Good Lord. How tight does it have to be?

Seem like everyone wants a HPF set at about 330Hz before the first gain stage.
And a gate threshold so high, you have to hit the strings with a hammer.

Whatever. To each is own. 

I like a little give in the bottom to make it 'scrunchy' and playful. You can still have tight palm mutes and some chewiness working at the same time.


----------



## Curt (May 19, 2013)

wakjob said:


> Good Lord. How tight does it have to be?
> 
> Seem like everyone wants a HPF set at about 330Hz before the first gain stage.
> And a gate threshold so high, you have to hit the strings with a hammer.
> ...


 
I second this. 
I love beefy low end with just enough tightness that things don't get flubby.


----------



## erotophonophilia (May 19, 2013)

VBCheeseGrater said:


> Perhaps i have not played enough high gain amps, but this seems like a bit of a catch 22. Boosts are typically solid state pedals, and the minute you put one in an amp people freak out. Yet i've never heard a tube amp get that same level of tightness without a boost in front. Every amp i've owned (a few Mesas, 5150, 6505+, Jet City..) has benefited from a boost for chug type tones.

Data entries:
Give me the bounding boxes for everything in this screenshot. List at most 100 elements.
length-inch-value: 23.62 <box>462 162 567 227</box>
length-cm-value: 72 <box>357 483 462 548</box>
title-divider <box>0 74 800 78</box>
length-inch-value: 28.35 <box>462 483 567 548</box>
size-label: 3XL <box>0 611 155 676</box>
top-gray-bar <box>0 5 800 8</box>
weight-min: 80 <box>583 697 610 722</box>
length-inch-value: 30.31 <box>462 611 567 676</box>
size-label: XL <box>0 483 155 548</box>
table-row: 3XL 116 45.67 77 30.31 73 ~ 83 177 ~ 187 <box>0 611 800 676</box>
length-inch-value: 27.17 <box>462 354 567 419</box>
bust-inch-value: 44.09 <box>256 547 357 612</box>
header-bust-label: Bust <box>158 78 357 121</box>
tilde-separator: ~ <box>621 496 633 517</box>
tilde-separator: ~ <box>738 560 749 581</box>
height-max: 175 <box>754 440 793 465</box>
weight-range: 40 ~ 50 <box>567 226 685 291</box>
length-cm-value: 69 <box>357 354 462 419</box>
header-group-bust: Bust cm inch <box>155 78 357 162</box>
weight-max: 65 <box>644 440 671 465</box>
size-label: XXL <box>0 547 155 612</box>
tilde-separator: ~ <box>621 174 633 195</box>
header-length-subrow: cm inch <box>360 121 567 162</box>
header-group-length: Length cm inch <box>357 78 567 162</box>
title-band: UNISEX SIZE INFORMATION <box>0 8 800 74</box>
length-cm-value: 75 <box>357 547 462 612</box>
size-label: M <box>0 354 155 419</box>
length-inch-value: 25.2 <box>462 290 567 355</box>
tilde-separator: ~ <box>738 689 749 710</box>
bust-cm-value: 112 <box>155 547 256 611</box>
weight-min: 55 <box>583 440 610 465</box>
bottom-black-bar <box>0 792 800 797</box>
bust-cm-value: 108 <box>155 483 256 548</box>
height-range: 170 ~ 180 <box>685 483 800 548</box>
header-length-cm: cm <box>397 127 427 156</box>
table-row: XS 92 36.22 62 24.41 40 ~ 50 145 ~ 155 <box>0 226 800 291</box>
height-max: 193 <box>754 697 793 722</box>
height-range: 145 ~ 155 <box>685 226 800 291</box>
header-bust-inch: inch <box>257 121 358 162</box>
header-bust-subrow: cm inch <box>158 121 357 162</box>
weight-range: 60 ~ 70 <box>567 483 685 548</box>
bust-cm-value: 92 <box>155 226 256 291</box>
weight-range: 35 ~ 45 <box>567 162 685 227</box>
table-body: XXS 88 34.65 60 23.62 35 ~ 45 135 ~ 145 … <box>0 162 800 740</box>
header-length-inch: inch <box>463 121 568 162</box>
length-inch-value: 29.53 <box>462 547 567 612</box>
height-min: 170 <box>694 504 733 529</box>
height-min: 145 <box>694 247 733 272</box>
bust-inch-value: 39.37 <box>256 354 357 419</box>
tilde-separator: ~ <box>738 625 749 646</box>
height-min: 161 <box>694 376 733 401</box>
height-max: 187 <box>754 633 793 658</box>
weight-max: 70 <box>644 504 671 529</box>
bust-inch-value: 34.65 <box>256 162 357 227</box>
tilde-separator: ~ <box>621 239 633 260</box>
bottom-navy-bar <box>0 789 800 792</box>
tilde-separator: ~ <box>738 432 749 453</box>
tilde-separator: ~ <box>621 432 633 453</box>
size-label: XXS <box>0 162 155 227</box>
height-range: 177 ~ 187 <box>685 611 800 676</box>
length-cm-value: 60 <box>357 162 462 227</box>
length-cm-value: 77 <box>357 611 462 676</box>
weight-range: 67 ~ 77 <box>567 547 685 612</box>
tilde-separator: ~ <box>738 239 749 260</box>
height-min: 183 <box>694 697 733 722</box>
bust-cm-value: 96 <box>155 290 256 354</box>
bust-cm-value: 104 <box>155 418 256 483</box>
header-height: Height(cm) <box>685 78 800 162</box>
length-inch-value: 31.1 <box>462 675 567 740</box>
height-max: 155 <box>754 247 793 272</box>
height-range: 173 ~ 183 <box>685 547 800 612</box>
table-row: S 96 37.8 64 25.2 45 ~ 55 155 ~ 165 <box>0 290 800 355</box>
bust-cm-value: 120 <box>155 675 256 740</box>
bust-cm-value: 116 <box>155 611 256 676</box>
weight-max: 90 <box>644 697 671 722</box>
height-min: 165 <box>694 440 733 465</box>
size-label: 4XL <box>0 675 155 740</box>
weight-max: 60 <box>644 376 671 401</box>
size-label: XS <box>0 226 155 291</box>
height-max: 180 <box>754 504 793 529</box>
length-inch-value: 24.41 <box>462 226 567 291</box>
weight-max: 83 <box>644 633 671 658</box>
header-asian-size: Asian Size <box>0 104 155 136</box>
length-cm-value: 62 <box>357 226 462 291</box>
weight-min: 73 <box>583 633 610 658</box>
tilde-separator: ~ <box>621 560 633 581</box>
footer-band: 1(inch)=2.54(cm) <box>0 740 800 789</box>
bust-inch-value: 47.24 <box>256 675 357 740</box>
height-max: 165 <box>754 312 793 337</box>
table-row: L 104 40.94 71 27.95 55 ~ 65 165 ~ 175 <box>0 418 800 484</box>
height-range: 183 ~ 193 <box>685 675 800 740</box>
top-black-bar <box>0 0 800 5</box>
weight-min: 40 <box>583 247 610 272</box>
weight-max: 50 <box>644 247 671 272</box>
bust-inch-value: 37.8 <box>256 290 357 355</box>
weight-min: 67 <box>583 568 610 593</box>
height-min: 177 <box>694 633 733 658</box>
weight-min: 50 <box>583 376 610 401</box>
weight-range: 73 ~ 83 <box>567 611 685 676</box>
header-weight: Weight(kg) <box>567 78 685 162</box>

Task set ▸
[1] Repeat word for word the part of the forum thread on amp tightness starting with "I love beefy" and going on through "chug type tones.".
[2] Reproduce the records exactly, starting with their first line and going on through the line with "title-divider <box>0 74 800 78</box>", and give only those lines.
The forum thread and the records are separate material with no connection to each other.

Results in order ▸
[1]
I love beefy low end with just enough tightness that things don't get flubby.


----------



## erotophonophilia (May 19, 2013)

VBCheeseGrater said:


> Perhaps i have not played enough high gain amps, but this seems like a bit of a catch 22. Boosts are typically solid state pedals, and the minute you put one in an amp people freak out. Yet i've never heard a tube amp get that same level of tightness without a boost in front. Every amp i've owned (a few Mesas, 5150, 6505+, Jet City..) has benefited from a boost for chug type tones.

[2]
Give me the bounding boxes for everything in this screenshot. List at most 100 elements.
length-inch-value: 23.62 <box>462 162 567 227</box>
length-cm-value: 72 <box>357 483 462 548</box>
title-divider <box>0 74 800 78</box>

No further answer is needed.